#### Supplied passage:
[co-author: Laurianne Strang]
On April 2, 2025, President Donald Trump announced broad “reciprocal” tariffs, including a 10% tariff on most UK products imported into the U.S. and a 20% tariff on most EU products imported into the U.S., with some notable exceptions for specific categories such as semiconductors and pharmaceuticals.
The UK and the EU have begun formulating their responses to the tariffs imposed by the U.S. While the UK is still assessing its options and consulting with British businesses, the EU has already moved forward with plans to impose retaliatory tariffs on U.S. goods.
However, on April 9, 2025, the U.S. announced an easing of its planned 20% tariff for most countries – and the EU – reducing the “retaliatory” tariff to 10% for a period of 90 days. In turn, the EU also suspended its planned retaliatory tariffs for that period. Given the UK’s “reciprocal” tariff was already set at 10%, it is unaffected by this 90 day temporary easing.
We note that there are separate “product specific” higher tariff rates applicable to certain UK/EU (and most other country) products imported into the U.S. (for example, steel, aluminium and automotive products), which continue to apply notwithstanding the separate “reciprocal” tariff position.
Below is an overview of the UK and EU responses to the U.S. tariffs, including the actions they are considering and the steps they are taking to address the evolving situation.
The UK’s response
The UK finds itself in a delicate situation. Prior to the U.S. announcement of a “reciprocal” tariff on UK products, the UK government had suggested there was no immediate plans to impose retaliatory measures and the UK government was focused on securing a favourable trade deal with the U.S. that it hoped would mean it’d avoid a “reciprocal” tariff. However, with the U.S. moving forward with its tariffs, the UK government has seemingly reconsidered this position.
At present, there has been no formal announcement of UK retaliatory tariffs. However, the UK government has launched a consultation with British businesses to assess potential retaliatory counter-tariffs on U.S. products. This consultation seeks feedback from UK businesses on various factors, including the value of their U.S. imports, the potential effect of any retaliatory tariffs on U.S products and the way businesses might adjust to any such new trading conditions. The consultation will remain open until 1 May 2025.
An indicative list of U.S. products that could be subject to UK retaliatory tariffs has already been published and can be found here. The final list will depend on the outcome of the consultation and ongoing negotiations.

#### Apply what you read:
1) According to the passage on U.S. tariffs, when does the UK consultation with British businesses close?
2) Pick up the passage on U.S. tariffs after its last sentence and continue it.

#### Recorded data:
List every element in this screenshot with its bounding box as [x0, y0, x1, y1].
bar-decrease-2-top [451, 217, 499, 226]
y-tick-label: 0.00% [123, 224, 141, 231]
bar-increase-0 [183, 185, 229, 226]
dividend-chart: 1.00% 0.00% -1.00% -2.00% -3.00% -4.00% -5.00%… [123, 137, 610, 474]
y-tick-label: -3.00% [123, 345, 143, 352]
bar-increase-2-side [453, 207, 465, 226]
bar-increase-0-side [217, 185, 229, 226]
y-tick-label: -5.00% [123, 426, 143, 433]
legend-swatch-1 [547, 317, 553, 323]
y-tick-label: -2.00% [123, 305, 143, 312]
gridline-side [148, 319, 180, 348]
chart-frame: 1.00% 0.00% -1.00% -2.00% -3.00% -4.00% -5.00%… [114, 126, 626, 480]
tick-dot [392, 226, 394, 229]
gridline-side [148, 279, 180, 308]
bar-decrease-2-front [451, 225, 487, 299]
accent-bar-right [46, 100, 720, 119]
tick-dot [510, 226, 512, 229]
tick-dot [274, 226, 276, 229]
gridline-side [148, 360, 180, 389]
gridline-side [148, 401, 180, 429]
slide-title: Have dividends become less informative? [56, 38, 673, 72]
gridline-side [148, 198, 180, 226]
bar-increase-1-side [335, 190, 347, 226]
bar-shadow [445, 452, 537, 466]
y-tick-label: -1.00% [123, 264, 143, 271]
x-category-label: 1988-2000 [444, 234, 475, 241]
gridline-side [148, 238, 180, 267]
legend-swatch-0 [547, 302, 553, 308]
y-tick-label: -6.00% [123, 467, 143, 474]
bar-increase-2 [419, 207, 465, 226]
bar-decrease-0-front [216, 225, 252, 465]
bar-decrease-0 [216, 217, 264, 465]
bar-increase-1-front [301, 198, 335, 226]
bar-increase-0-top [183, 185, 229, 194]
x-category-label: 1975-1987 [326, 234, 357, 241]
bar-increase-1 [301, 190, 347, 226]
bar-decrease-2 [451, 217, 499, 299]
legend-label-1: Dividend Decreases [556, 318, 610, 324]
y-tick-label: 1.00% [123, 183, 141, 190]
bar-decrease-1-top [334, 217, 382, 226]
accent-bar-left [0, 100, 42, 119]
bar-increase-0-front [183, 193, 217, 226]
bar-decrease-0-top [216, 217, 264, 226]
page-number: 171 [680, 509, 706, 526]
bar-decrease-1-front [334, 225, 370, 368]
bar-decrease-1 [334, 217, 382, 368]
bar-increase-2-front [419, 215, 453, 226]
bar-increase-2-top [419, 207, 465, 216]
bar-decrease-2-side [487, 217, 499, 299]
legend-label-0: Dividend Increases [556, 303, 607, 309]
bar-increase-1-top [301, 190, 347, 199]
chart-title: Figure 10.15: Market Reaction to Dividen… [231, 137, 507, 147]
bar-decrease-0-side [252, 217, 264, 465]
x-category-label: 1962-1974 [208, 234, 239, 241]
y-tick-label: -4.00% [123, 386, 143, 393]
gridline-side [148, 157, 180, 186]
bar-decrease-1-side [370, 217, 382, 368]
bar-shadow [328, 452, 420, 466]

#### Written responses:
1) It stays open until 1 May 2025.

2)
Northern Ireland’s position
The position of Northern Ireland is unique. Under the Northern Ireland Protocol/ Windsor Framework, whilst Northern Irish exports to the U.S. are subject to the U.S. 10% tariff on UK products, imports to Northern Ireland from the U.S. will be subject to any EU retaliatory tariffs on U.S. products. The UK does however have a compensation scheme which could be used to off-set this difference in costs for Northern Irish businesses.
This creates a complex situation for the UK, as Northern Irish businesses find themselves caught between two different tariff systems, complicating trade and potentially increasing costs for companies operating in the region.
The EU’s response
The European Union has reacted to the new U.S. “reciprocal” tariffs with plans for additional retaliatory tariffs (beyond the reintroduction and calibration of those suspended since 2021). Following U.S. President Donald Trump’s decision to reduce tariffs for the next 90 days, the European Commission suspended its planned countermeasures for 90 days, until 14 July 2025, to allow time for negotiations. Ursula von der Leyen, President of the European Commission made it clear that if these discussions do not lead to satisfactory outcomes, the EU would introduce its retaliatory tariffs. However, Ursula Von der Leyen welcomed the tariff pause, describing it as an important step for global economic stability and reaffirming the EU’s readiness to negotiate a trade agreement with the U.S.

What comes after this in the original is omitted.